Exercise requirements =>
Find and return each line containing "Forecast".

Record set =>
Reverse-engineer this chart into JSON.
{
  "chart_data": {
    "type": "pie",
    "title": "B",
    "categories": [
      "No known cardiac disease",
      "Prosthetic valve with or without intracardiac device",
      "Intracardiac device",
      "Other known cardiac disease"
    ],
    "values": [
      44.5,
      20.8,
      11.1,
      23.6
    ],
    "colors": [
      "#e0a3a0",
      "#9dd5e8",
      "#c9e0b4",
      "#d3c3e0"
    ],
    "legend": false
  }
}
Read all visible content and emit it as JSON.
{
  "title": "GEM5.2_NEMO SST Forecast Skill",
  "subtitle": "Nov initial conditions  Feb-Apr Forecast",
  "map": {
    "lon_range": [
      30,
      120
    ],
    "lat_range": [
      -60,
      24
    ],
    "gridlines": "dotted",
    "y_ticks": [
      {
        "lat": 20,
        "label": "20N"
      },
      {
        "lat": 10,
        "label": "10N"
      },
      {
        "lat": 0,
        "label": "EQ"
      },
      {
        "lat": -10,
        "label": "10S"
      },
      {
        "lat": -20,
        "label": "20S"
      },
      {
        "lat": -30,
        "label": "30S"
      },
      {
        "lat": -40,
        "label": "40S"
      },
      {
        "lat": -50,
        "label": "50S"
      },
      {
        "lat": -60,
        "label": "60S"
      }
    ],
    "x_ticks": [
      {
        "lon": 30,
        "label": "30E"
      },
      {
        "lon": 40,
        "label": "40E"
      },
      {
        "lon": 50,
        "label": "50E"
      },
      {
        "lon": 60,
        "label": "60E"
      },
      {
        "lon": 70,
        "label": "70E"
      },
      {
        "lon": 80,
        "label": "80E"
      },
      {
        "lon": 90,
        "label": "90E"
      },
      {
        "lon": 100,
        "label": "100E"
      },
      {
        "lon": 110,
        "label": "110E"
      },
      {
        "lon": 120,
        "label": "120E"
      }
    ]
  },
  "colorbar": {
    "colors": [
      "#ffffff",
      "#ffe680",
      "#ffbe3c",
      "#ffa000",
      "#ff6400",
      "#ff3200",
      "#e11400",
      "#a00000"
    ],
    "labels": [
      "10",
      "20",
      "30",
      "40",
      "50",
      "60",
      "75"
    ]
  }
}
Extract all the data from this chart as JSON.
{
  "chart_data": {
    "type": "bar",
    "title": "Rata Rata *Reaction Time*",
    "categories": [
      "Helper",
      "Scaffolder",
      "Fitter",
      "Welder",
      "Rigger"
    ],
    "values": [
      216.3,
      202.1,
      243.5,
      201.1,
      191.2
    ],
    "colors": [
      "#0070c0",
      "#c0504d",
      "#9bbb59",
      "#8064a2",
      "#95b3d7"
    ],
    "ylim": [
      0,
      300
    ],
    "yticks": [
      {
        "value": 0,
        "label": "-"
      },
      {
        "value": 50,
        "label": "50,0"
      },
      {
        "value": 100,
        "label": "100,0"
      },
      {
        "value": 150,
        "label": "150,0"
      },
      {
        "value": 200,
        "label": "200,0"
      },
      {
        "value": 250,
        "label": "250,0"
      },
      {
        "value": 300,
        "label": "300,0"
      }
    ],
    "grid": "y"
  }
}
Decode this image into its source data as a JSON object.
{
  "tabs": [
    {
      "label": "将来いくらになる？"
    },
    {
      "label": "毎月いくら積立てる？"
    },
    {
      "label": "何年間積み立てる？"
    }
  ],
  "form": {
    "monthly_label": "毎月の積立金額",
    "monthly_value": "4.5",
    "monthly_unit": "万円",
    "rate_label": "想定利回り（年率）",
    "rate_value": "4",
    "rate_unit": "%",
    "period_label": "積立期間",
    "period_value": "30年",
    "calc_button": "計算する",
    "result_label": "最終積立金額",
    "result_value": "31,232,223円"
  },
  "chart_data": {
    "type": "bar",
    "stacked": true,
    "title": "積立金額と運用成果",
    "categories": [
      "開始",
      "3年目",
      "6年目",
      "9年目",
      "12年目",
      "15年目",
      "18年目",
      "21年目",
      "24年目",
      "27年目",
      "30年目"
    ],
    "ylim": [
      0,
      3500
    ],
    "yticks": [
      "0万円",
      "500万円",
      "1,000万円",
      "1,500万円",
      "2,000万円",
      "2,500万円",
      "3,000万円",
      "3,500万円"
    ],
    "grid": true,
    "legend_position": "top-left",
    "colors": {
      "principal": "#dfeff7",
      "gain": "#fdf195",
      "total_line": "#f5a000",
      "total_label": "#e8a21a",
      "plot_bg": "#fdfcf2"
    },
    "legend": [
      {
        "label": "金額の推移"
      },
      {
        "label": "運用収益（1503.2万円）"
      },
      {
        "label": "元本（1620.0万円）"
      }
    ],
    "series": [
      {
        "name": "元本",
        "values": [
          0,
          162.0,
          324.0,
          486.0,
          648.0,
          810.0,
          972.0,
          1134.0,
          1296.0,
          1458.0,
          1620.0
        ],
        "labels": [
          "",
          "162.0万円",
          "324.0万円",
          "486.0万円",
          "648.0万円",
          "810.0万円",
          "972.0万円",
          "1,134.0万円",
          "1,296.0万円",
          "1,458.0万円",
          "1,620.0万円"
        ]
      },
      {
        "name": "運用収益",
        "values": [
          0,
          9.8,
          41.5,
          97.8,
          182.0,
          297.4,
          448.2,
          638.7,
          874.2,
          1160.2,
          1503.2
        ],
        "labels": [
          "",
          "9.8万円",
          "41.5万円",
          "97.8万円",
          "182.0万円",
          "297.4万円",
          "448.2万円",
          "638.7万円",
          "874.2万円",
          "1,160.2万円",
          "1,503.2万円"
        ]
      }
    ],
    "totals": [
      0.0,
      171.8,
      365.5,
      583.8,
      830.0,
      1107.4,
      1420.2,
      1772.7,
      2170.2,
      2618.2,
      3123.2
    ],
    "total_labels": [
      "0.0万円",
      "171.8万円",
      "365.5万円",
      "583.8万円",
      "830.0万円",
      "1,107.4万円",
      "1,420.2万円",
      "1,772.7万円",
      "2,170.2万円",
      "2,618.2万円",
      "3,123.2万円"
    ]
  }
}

Response to this exercise =>
  "title": "GEM5.2_NEMO SST Forecast Skill",
  "subtitle": "Nov initial conditions  Feb-Apr Forecast",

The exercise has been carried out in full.